## Task
Collect every line of the entries below that contains the string "adjustment".

# Supplied entries start

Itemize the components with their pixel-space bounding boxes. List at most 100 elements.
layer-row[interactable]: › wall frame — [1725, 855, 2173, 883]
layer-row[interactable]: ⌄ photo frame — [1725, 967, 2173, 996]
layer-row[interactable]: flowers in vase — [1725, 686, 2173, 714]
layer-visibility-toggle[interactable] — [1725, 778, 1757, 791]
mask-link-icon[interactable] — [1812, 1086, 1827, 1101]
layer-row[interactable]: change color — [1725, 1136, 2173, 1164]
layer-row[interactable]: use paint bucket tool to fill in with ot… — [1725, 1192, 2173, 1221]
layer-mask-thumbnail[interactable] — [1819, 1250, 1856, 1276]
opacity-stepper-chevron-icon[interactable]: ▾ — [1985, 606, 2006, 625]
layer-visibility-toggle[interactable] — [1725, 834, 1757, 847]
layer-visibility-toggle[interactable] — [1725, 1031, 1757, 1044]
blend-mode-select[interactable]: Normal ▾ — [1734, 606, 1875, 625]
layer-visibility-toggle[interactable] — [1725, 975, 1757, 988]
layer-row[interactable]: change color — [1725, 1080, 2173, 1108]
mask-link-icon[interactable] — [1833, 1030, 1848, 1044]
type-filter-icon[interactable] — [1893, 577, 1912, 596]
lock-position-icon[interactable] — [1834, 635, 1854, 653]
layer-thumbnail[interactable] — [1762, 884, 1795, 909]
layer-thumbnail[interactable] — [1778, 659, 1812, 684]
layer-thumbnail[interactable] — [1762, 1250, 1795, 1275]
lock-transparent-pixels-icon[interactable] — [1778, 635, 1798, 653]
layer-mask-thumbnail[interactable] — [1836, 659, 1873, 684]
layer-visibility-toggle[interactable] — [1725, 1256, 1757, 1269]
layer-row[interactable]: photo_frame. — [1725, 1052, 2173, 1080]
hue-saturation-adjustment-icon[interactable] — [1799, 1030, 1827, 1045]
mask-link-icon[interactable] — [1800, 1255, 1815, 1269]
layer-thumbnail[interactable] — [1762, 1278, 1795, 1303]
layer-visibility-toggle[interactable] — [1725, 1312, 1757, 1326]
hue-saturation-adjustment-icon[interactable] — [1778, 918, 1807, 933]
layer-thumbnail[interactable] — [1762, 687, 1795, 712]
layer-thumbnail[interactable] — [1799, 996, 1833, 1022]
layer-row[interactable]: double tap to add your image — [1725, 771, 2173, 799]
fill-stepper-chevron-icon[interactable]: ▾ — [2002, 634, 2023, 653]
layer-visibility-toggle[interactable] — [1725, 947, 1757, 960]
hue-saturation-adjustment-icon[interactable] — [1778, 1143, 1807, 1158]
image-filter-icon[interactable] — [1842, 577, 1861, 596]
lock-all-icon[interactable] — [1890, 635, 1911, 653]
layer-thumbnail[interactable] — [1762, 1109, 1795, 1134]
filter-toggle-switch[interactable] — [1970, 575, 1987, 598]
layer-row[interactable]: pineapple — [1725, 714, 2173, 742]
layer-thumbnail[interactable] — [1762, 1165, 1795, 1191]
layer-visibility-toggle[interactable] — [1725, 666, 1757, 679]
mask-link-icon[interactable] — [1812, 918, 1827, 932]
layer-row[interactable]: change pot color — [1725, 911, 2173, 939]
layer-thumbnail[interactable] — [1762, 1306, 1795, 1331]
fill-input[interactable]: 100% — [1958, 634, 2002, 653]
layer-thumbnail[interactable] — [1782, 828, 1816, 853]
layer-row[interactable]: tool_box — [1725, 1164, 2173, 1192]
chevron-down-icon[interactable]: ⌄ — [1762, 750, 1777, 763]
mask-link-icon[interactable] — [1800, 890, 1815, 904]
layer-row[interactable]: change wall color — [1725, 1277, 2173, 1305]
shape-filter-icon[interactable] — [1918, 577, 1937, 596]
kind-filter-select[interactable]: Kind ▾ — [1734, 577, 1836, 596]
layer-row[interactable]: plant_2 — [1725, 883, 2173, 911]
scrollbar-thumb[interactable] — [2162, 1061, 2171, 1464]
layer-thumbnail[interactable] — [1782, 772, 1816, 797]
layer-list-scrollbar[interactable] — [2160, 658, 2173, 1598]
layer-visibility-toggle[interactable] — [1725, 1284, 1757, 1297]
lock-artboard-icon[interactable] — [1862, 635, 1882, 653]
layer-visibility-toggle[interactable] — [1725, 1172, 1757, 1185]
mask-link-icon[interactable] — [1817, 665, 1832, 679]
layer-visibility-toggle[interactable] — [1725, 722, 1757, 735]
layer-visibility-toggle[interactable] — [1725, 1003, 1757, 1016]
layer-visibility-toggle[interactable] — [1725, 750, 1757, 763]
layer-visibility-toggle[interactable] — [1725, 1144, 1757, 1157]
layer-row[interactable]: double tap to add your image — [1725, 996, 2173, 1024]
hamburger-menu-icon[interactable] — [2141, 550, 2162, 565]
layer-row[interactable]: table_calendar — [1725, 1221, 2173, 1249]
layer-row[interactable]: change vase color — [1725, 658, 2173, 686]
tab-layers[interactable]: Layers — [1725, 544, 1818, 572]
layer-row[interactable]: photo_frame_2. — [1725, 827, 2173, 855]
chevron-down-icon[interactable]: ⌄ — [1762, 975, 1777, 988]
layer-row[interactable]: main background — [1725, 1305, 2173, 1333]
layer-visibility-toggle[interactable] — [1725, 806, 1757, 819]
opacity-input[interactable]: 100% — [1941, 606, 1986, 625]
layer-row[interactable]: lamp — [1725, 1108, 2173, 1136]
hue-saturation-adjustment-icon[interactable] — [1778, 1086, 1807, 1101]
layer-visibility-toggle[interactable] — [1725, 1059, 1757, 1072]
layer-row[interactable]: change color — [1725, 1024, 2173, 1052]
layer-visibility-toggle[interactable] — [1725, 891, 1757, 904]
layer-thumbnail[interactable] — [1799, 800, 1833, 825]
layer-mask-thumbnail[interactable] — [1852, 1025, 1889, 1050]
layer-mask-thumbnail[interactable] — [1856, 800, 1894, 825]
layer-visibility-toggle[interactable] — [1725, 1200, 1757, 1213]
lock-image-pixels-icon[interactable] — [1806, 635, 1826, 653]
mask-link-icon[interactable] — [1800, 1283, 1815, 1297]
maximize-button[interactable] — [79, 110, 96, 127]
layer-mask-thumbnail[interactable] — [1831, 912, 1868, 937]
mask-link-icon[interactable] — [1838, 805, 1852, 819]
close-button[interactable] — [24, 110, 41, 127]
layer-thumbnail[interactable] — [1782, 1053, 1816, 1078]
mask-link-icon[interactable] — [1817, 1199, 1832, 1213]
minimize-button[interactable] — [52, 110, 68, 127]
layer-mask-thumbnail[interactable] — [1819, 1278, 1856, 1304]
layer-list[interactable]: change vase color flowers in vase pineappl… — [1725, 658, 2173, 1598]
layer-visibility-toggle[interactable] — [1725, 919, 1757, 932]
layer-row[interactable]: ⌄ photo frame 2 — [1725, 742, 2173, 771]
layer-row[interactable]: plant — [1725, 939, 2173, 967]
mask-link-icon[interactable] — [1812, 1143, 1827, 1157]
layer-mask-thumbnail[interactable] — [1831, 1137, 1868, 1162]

# Supplied entries end

## Worked solution
hue-saturation-adjustment-icon[interactable] — [1799, 1030, 1827, 1045]
hue-saturation-adjustment-icon[interactable] — [1778, 918, 1807, 933]
hue-saturation-adjustment-icon[interactable] — [1778, 1143, 1807, 1158]
hue-saturation-adjustment-icon[interactable] — [1778, 1086, 1807, 1101]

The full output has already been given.